ENTRIES SHOWN
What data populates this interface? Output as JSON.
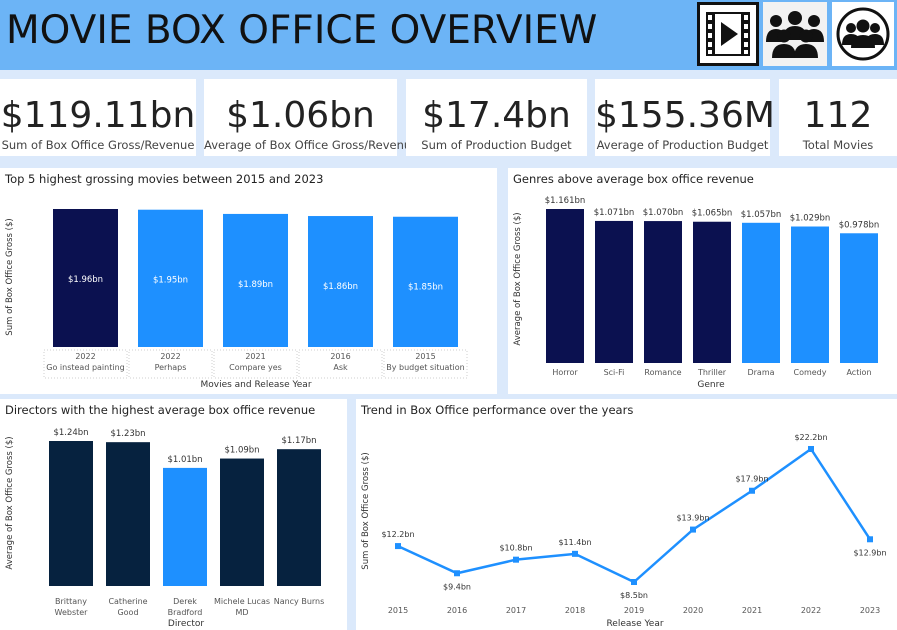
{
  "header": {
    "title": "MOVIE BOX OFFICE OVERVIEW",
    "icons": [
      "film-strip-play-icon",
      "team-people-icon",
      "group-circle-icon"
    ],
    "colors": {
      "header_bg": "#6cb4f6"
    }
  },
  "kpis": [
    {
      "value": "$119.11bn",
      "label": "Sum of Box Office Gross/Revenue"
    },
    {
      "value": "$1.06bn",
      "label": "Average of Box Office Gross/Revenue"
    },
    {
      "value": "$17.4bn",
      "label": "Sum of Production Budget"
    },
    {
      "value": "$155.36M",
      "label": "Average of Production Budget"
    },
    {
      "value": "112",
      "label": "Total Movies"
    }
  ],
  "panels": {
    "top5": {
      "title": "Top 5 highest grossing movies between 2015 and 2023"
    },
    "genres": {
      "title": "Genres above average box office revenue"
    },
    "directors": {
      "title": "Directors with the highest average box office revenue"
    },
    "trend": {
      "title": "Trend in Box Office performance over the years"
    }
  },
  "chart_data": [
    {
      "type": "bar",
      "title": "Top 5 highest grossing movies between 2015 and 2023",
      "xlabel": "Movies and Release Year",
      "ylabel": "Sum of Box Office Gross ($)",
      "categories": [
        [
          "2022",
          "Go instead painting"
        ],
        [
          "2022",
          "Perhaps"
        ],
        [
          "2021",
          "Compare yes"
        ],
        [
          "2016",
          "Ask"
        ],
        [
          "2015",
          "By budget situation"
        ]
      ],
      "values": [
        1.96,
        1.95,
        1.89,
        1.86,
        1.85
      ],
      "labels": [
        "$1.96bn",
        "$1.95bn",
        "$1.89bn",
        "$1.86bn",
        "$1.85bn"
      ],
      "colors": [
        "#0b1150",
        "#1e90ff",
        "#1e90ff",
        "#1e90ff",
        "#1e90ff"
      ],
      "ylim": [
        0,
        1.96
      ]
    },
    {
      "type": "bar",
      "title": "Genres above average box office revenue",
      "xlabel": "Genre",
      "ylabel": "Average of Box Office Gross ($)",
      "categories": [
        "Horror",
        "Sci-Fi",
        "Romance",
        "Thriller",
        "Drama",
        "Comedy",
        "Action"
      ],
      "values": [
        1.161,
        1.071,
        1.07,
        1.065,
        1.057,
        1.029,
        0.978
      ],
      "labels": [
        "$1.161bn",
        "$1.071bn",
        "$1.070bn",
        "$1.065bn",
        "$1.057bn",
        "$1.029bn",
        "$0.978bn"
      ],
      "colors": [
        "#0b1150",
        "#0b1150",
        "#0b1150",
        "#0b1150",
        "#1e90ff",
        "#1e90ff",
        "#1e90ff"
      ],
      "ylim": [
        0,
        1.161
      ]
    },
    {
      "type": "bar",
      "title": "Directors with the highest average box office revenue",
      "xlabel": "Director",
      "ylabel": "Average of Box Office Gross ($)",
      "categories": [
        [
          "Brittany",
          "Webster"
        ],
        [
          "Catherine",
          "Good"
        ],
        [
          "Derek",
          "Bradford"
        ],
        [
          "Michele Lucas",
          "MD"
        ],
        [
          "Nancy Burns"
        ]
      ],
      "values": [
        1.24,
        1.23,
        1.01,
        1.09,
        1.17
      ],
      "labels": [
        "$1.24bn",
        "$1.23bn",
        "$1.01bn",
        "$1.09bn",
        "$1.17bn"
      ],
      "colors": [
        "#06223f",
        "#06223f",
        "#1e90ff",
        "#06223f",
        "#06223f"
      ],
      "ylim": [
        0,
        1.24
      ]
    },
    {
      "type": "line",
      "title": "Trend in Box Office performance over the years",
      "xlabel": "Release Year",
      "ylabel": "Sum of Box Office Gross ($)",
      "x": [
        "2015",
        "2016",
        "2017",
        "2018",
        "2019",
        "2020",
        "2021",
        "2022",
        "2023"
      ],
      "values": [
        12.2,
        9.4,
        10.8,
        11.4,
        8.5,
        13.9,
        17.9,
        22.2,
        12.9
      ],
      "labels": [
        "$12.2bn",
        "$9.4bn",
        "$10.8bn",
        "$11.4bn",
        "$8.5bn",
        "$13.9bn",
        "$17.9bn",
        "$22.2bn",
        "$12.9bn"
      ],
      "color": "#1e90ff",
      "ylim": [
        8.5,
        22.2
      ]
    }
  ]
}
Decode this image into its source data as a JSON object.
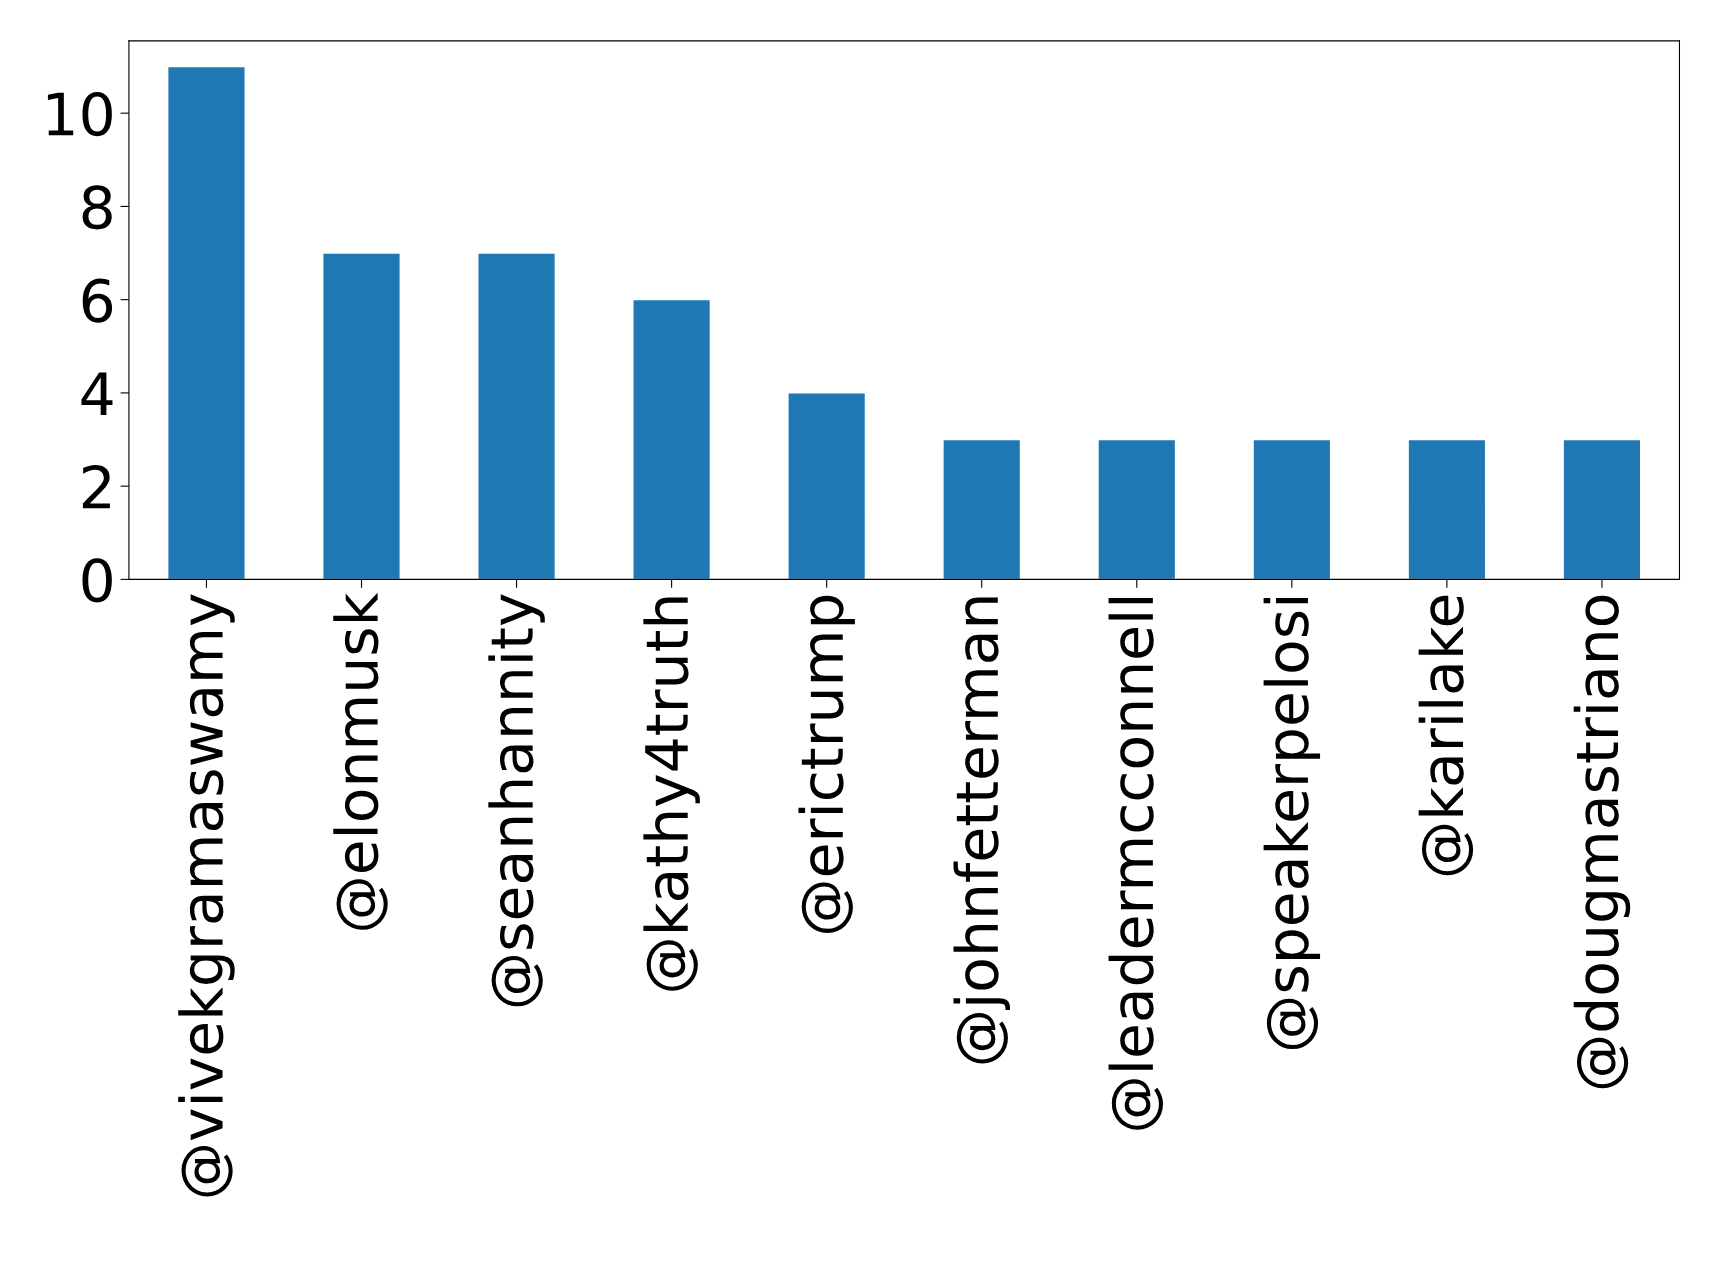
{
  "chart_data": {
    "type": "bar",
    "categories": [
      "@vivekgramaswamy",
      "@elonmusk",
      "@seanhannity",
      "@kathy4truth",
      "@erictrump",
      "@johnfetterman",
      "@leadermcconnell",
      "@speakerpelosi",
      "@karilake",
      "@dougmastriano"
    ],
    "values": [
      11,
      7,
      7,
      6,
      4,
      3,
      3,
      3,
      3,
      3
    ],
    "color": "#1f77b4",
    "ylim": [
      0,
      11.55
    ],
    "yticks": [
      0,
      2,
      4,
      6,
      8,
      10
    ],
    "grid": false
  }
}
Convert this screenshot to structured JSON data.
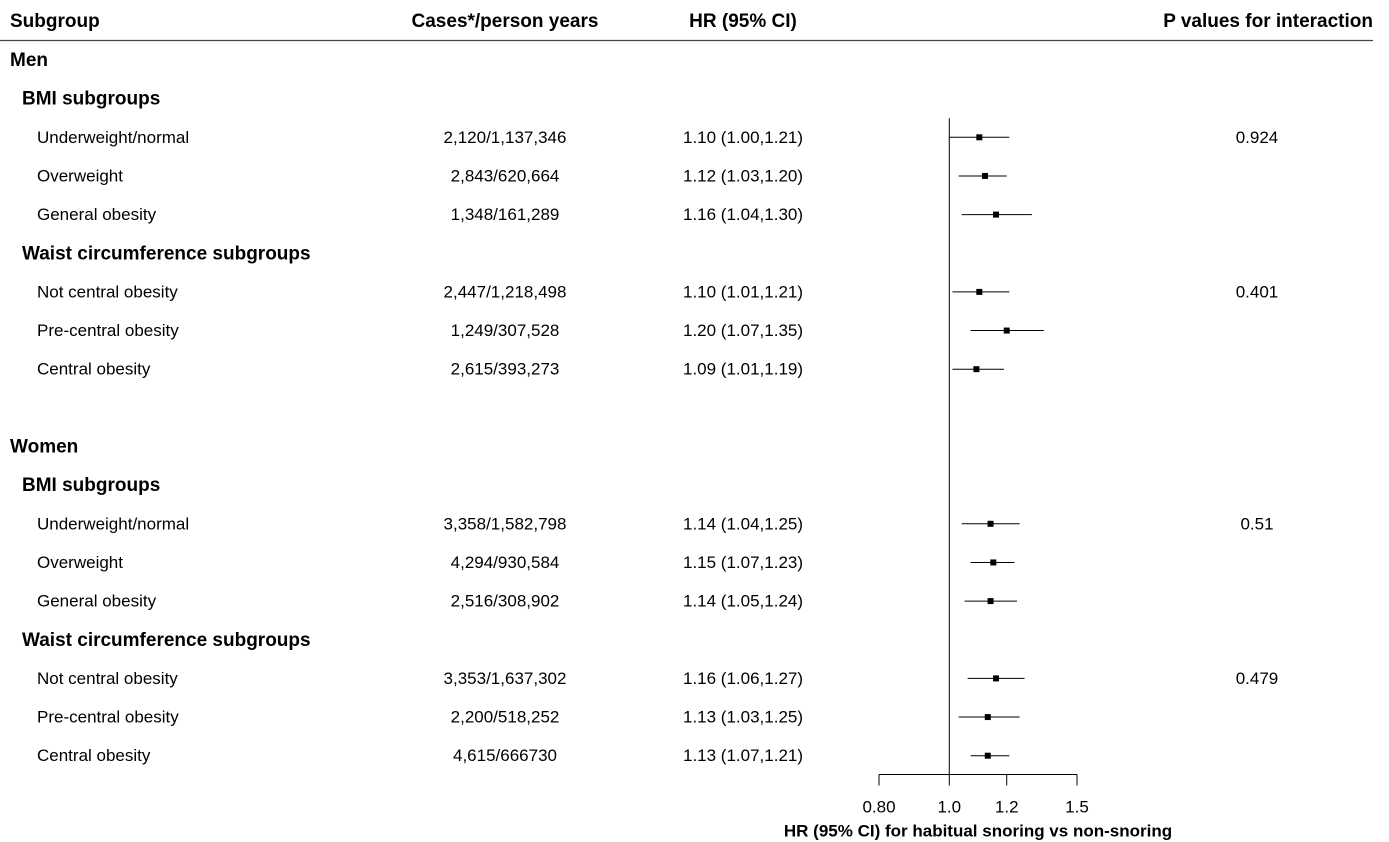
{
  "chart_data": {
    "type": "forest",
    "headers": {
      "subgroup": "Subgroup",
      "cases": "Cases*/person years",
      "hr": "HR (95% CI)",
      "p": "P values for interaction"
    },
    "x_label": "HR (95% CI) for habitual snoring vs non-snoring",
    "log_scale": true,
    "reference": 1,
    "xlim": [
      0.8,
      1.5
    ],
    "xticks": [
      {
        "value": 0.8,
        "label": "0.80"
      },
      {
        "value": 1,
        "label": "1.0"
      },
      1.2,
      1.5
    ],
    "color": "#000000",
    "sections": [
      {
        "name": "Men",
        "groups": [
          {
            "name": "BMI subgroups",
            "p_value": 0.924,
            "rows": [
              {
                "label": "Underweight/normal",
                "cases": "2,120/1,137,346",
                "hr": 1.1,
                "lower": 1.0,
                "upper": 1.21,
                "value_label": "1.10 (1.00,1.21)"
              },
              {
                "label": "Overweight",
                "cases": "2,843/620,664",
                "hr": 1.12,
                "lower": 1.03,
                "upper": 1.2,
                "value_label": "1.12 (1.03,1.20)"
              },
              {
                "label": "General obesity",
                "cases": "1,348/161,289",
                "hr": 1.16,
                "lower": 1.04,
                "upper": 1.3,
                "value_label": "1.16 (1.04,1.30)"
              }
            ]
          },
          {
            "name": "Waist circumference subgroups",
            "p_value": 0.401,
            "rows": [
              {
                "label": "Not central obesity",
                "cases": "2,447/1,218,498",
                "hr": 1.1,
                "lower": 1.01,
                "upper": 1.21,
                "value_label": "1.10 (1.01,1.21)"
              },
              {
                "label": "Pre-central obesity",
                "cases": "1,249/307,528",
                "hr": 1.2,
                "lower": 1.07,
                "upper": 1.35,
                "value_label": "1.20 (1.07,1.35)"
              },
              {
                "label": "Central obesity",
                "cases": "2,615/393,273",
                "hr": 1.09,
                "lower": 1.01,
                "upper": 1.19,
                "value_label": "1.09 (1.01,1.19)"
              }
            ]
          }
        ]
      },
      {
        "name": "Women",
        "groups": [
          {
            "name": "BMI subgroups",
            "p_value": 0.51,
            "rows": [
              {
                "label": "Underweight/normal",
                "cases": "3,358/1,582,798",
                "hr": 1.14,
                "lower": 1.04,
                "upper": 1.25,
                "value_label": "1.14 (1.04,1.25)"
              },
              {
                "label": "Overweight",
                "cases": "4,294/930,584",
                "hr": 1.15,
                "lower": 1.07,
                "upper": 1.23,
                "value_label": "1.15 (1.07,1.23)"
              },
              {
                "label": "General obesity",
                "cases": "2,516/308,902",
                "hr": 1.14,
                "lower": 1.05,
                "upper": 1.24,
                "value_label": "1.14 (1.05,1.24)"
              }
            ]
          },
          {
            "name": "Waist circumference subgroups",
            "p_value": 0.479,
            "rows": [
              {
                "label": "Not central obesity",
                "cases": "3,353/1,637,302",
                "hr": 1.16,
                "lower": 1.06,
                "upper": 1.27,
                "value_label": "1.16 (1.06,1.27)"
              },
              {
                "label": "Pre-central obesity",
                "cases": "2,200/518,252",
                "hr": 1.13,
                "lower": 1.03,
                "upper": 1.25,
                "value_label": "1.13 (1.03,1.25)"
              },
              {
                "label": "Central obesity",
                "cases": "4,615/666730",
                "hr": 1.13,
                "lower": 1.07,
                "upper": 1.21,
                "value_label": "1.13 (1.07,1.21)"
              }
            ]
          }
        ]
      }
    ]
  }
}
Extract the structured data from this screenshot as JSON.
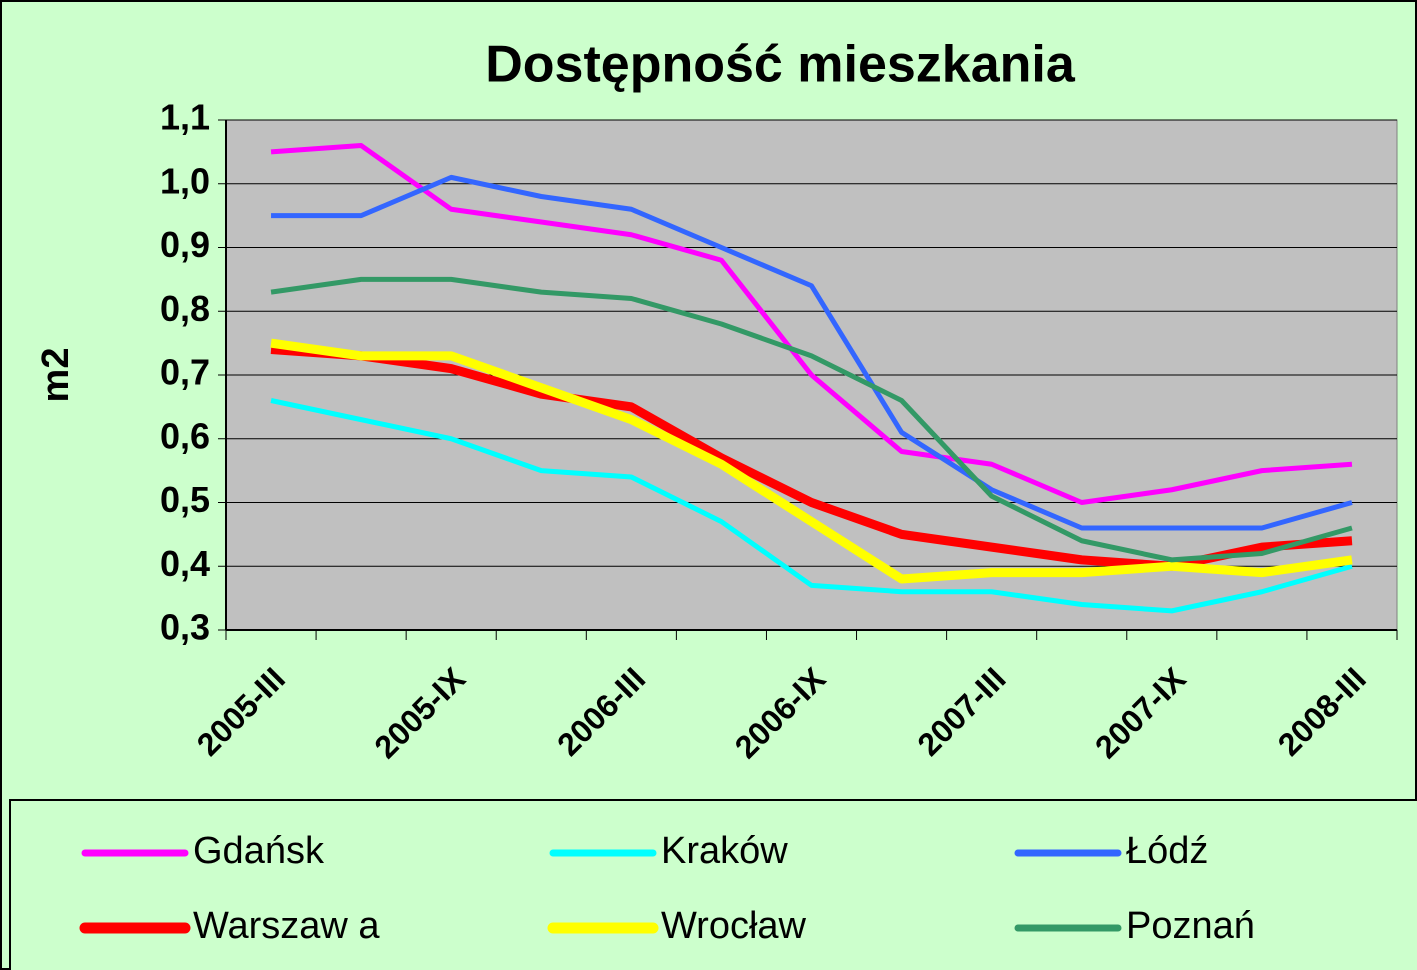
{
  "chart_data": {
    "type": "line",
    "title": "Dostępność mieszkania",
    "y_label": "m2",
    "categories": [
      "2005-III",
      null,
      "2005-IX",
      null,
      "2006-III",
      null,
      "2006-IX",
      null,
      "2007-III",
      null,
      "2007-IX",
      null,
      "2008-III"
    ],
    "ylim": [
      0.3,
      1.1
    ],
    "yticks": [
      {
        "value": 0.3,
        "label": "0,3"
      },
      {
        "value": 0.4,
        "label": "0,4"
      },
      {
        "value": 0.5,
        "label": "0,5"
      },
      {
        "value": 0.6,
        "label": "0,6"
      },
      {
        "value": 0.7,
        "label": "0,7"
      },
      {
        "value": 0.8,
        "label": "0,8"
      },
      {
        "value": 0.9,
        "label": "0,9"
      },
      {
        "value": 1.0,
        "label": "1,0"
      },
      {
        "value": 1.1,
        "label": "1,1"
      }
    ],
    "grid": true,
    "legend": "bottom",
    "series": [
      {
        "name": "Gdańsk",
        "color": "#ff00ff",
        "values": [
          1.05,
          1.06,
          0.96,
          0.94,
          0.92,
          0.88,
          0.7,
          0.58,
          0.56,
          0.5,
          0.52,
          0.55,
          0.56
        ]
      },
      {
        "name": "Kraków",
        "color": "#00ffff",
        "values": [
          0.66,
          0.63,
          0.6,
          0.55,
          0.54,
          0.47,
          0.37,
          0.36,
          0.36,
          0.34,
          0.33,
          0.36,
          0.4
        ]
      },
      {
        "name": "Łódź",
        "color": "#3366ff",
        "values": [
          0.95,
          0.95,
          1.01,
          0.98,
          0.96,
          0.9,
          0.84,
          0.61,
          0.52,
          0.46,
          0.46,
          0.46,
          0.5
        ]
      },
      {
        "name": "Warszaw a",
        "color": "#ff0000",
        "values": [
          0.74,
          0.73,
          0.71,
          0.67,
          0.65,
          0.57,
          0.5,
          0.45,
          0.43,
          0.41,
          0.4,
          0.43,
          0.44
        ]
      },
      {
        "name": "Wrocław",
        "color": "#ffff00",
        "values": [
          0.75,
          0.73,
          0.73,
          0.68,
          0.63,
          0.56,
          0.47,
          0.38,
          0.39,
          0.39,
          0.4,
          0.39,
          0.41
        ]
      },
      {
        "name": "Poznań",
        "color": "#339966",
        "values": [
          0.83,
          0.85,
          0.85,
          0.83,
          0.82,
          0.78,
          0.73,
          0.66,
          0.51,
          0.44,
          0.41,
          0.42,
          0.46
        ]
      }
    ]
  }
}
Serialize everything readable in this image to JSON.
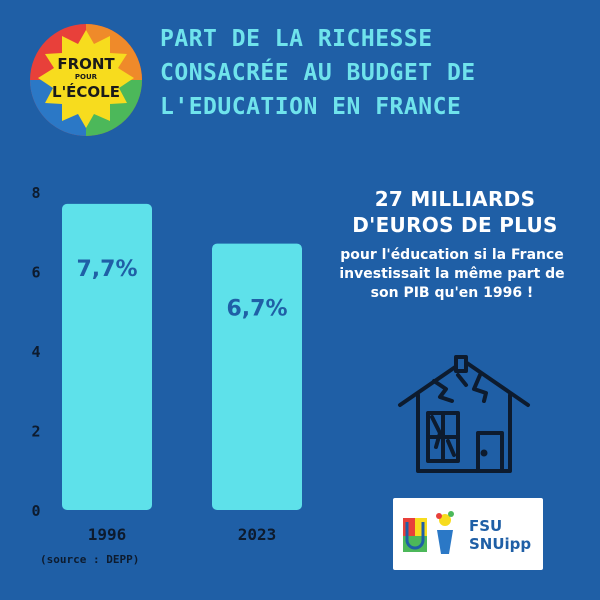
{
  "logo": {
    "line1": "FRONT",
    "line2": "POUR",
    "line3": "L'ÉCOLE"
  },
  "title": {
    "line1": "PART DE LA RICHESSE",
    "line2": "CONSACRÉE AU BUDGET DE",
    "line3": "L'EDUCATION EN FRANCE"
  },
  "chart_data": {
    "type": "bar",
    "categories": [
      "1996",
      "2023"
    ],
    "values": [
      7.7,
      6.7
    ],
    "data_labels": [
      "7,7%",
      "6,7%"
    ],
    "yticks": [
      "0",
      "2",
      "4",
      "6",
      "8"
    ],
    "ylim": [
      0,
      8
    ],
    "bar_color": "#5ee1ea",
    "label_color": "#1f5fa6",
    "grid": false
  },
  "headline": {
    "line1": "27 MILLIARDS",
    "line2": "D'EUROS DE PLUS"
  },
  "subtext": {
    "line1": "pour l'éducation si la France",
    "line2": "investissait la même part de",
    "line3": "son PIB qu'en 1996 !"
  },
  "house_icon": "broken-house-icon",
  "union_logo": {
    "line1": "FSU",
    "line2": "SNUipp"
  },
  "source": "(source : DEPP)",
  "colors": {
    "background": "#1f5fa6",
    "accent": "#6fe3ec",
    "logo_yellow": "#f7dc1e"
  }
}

WHAT THIS TASK INVOLVES
Using the entries above, find all lines with "image". Copy them.

RESULT
Decode this image into its source data as a JSON object.
Serialize everything readable in this image to JSON.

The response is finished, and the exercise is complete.